- Task requirements -
Your task is to copy every line of the records below that contains "prob".

--- BEGIN Provided records ---

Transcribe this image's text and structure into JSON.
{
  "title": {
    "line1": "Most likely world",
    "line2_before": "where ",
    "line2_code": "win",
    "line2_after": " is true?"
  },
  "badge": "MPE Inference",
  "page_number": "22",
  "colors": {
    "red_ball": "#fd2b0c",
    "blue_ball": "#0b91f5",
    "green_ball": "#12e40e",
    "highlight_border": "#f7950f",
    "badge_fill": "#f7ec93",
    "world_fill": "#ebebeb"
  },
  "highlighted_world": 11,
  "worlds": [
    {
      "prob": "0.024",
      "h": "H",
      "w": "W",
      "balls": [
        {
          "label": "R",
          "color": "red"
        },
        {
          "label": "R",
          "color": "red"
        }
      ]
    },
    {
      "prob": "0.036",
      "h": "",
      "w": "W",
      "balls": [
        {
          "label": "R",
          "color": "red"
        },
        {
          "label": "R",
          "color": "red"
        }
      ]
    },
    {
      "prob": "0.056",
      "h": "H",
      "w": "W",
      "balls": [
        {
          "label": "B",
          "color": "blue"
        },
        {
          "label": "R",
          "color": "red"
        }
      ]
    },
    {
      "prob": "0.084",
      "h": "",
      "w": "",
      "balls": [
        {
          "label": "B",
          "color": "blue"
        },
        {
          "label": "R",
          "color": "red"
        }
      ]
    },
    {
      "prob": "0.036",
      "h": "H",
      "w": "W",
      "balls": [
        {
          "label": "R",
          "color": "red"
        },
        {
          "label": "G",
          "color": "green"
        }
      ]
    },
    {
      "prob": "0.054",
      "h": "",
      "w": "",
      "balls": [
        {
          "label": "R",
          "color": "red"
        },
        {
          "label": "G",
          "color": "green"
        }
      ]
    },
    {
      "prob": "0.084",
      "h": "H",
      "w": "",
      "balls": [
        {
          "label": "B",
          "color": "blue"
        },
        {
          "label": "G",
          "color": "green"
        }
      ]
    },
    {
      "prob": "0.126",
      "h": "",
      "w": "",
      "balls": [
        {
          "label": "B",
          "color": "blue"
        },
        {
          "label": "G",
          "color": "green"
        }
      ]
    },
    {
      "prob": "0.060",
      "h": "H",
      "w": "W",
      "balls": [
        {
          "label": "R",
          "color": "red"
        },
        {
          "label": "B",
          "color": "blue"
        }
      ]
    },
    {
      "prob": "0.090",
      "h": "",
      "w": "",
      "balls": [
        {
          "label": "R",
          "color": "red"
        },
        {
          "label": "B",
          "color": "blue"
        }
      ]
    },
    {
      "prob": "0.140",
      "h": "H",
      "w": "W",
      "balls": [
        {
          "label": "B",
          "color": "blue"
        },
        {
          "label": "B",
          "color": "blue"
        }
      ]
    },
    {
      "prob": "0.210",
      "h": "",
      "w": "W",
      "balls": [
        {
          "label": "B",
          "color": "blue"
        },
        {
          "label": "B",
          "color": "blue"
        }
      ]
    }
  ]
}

--- END Provided records ---

- Reply -
      "prob": "0.024",
      "prob": "0.036",
      "prob": "0.056",
      "prob": "0.084",
      "prob": "0.036",
      "prob": "0.054",
      "prob": "0.084",
      "prob": "0.126",
      "prob": "0.060",
      "prob": "0.090",
      "prob": "0.140",
      "prob": "0.210",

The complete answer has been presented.